JOB —
Gather all lines in the entries that include the word "xlabel".

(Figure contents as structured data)
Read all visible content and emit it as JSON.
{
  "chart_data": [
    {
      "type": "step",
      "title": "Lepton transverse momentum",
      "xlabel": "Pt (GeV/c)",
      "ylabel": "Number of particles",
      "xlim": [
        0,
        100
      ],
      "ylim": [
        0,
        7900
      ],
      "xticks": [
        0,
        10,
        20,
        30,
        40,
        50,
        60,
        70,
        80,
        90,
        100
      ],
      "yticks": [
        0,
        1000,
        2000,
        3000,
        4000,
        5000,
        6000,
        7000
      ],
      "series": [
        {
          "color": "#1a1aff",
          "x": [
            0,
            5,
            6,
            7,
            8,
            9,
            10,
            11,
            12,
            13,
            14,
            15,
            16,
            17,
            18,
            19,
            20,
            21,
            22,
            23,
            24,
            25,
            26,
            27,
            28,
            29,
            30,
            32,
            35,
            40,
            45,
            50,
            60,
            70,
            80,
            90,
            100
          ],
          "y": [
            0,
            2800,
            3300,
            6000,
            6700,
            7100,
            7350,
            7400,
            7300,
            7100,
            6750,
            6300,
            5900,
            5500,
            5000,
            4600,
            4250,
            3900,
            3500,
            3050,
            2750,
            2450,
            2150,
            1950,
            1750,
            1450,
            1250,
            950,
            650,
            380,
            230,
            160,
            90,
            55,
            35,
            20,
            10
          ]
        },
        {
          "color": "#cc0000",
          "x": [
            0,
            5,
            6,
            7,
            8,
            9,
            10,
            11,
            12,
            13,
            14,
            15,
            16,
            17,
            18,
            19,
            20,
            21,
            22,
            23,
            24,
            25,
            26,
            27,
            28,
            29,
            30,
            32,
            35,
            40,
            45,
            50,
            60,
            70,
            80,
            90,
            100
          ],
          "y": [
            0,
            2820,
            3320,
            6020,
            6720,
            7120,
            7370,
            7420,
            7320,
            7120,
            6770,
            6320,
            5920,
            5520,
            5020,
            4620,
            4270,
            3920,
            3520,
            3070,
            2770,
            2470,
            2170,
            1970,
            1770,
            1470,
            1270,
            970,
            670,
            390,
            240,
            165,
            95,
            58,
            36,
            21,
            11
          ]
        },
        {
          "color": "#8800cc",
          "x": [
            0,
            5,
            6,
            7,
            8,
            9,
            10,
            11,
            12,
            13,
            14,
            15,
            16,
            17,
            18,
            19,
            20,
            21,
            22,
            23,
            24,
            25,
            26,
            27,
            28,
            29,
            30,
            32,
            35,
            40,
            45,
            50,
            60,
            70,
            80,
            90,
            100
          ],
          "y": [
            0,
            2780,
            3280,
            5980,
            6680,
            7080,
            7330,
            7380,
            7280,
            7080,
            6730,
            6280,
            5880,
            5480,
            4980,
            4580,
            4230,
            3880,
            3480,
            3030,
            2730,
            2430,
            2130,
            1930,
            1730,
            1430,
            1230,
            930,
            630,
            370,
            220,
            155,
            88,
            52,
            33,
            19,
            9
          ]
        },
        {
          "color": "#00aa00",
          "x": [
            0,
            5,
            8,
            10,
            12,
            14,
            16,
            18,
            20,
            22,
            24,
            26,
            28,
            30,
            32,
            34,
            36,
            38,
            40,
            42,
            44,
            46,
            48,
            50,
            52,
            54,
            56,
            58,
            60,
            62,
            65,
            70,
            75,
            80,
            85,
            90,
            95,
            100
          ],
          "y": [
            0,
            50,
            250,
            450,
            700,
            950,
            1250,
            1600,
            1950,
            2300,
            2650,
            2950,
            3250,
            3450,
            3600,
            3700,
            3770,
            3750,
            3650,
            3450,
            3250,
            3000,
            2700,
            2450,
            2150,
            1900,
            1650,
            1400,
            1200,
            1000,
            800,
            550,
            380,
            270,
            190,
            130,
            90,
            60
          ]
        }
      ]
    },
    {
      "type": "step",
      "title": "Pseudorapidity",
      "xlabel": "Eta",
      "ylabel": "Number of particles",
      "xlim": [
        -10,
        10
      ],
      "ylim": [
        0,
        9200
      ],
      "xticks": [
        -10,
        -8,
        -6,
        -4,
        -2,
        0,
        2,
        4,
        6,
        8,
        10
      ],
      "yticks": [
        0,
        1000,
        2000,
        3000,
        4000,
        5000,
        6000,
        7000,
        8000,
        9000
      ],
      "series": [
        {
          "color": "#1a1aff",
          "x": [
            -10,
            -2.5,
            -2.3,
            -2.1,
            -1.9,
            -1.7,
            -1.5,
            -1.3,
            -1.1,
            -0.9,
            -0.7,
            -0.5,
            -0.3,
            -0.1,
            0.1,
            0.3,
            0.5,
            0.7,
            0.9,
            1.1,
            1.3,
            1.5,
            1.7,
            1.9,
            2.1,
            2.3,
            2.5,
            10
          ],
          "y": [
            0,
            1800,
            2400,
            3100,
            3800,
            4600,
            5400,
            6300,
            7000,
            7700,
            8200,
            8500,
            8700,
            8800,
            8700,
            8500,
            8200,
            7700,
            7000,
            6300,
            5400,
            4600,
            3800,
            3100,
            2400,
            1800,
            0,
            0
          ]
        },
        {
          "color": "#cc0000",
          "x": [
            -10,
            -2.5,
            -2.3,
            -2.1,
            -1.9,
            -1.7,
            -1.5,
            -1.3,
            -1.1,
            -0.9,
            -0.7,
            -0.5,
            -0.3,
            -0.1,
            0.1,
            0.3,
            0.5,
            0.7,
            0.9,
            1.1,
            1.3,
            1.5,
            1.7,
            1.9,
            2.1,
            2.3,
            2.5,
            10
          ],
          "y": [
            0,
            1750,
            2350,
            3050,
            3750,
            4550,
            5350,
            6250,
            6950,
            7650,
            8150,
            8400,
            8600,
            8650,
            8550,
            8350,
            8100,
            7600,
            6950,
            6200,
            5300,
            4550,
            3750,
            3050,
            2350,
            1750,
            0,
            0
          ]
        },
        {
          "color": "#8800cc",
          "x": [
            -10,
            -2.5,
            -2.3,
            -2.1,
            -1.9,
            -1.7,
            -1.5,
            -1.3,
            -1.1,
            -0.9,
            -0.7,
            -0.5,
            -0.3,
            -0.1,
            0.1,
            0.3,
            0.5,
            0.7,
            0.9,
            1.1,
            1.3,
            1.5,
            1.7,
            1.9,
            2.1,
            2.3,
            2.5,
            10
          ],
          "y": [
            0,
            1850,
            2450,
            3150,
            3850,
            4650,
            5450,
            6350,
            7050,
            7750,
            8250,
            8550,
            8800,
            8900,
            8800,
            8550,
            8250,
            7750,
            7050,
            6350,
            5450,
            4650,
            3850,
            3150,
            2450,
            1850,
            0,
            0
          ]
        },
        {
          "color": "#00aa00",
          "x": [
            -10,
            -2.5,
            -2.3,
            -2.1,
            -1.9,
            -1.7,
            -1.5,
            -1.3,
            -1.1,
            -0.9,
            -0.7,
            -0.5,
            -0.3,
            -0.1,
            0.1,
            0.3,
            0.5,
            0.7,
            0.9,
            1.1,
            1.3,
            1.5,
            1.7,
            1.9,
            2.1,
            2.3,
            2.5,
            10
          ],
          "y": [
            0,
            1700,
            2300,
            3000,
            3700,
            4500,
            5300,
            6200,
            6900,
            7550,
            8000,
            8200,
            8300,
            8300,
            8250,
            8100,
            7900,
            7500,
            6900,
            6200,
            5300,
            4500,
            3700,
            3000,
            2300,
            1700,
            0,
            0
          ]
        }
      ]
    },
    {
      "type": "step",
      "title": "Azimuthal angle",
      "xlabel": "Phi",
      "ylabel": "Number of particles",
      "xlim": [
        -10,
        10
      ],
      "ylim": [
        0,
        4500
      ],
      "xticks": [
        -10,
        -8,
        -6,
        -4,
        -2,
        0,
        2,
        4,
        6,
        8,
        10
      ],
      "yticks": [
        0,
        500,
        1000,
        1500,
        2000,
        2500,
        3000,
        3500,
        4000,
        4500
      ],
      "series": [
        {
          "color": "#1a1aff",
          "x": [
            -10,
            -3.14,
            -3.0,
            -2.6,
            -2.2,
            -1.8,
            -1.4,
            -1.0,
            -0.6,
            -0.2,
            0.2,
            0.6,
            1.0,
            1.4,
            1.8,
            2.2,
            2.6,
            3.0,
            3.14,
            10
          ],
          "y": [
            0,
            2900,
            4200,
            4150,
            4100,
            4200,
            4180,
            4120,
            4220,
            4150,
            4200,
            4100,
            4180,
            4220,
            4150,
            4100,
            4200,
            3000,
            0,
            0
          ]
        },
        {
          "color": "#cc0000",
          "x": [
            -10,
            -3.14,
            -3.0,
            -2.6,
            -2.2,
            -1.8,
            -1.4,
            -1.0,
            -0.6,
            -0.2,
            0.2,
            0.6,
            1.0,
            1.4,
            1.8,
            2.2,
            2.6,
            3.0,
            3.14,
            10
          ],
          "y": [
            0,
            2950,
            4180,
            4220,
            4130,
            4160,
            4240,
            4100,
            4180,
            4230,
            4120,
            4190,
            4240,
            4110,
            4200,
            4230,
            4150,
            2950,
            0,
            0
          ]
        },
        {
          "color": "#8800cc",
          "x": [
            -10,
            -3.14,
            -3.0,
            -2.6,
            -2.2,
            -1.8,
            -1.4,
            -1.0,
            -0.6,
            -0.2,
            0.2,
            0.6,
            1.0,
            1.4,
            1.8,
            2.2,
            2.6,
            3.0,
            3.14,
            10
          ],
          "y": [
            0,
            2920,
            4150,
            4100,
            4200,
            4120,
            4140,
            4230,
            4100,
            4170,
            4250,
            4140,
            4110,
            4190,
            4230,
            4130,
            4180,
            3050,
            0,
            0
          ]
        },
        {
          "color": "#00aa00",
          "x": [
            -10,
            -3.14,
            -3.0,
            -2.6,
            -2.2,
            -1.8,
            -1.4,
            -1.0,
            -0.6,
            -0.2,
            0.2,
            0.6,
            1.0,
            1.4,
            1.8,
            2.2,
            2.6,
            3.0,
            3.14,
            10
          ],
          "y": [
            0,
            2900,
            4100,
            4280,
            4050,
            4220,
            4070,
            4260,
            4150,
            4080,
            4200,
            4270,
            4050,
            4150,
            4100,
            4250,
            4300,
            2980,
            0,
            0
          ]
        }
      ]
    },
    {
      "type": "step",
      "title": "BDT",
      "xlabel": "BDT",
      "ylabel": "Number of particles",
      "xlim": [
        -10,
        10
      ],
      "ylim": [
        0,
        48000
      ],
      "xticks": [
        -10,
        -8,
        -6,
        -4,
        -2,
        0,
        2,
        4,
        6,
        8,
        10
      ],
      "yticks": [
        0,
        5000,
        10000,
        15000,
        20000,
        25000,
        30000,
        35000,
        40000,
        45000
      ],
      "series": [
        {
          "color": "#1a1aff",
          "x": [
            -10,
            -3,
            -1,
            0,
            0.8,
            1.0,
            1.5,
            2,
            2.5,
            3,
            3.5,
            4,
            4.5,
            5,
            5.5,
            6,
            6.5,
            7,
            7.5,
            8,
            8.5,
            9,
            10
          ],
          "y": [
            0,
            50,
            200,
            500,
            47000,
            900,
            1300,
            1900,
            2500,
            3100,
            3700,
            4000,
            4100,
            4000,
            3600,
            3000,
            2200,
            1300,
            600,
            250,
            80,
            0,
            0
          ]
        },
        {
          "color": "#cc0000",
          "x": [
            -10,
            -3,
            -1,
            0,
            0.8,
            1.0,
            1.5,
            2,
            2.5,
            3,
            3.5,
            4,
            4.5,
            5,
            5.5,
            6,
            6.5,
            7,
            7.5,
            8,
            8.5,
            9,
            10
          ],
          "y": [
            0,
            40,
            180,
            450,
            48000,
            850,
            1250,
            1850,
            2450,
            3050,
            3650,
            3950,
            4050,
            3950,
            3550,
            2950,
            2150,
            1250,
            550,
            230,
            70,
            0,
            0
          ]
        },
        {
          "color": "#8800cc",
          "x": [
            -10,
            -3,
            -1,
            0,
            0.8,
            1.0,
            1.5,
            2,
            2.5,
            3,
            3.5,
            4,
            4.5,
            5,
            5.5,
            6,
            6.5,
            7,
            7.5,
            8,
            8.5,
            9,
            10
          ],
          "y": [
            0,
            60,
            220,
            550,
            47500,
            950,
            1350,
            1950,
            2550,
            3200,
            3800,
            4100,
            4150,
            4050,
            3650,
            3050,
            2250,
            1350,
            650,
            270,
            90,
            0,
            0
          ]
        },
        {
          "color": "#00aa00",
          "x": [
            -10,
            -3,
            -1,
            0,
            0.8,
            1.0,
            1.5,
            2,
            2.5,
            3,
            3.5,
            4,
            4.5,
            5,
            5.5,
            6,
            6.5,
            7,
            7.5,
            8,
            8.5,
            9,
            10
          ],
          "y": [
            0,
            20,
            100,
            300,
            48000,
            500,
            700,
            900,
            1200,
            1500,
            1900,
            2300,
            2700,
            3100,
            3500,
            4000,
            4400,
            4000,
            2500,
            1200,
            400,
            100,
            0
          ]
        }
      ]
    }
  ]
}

WRITTEN REPLY —
      "xlabel": "Pt (GeV/c)",
      "xlabel": "Eta",
      "xlabel": "Phi",
      "xlabel": "BDT",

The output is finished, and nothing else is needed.